— start Data records —

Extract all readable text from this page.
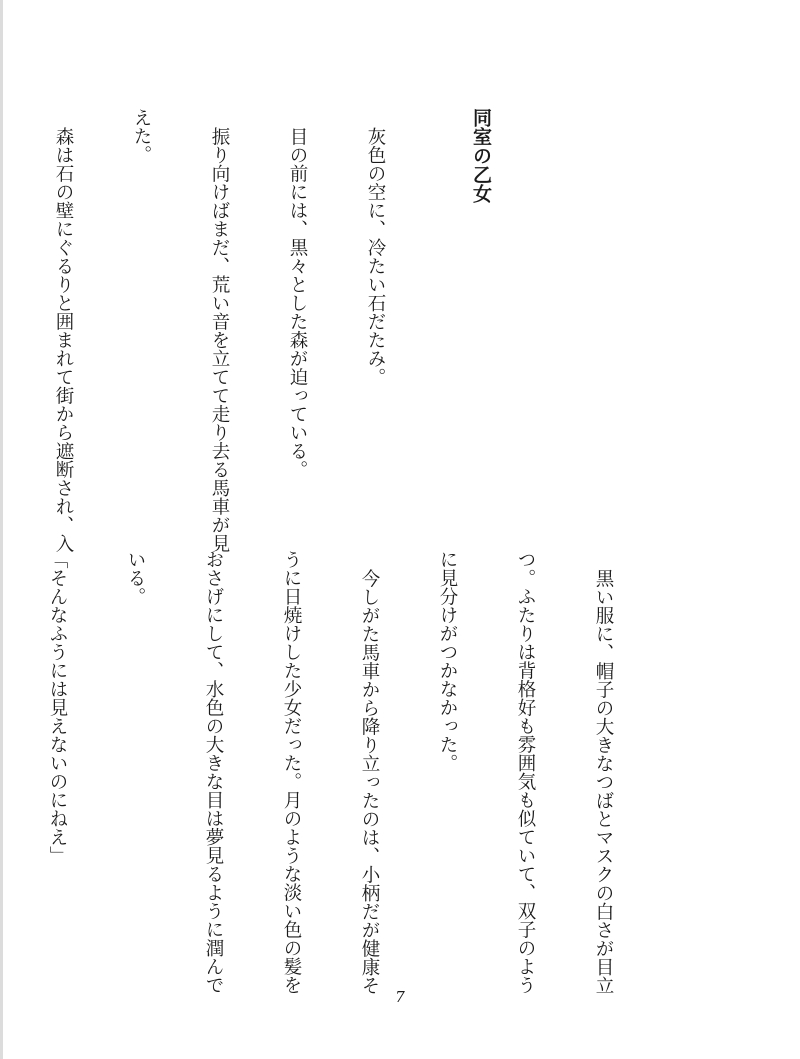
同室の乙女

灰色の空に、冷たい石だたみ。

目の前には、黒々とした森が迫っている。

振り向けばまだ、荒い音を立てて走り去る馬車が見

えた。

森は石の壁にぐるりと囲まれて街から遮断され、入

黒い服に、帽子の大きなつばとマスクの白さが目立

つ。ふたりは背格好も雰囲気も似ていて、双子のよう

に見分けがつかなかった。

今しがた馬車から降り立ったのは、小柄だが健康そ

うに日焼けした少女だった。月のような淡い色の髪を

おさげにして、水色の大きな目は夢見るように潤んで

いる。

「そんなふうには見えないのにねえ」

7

— end Data records —

### Problem statement:
Copy every record character for character. Skip the pictures.

### Response below:
Extract all readable text from this page.
同室の乙女

灰色の空に、冷たい石だたみ。

目の前には、黒々とした森が迫っている。

振り向けばまだ、荒い音を立てて走り去る馬車が見

えた。

森は石の壁にぐるりと囲まれて街から遮断され、入

黒い服に、帽子の大きなつばとマスクの白さが目立

つ。ふたりは背格好も雰囲気も似ていて、双子のよう

に見分けがつかなかった。

今しがた馬車から降り立ったのは、小柄だが健康そ

うに日焼けした少女だった。月のような淡い色の髪を

おさげにして、水色の大きな目は夢見るように潤んで

いる。

「そんなふうには見えないのにねえ」

7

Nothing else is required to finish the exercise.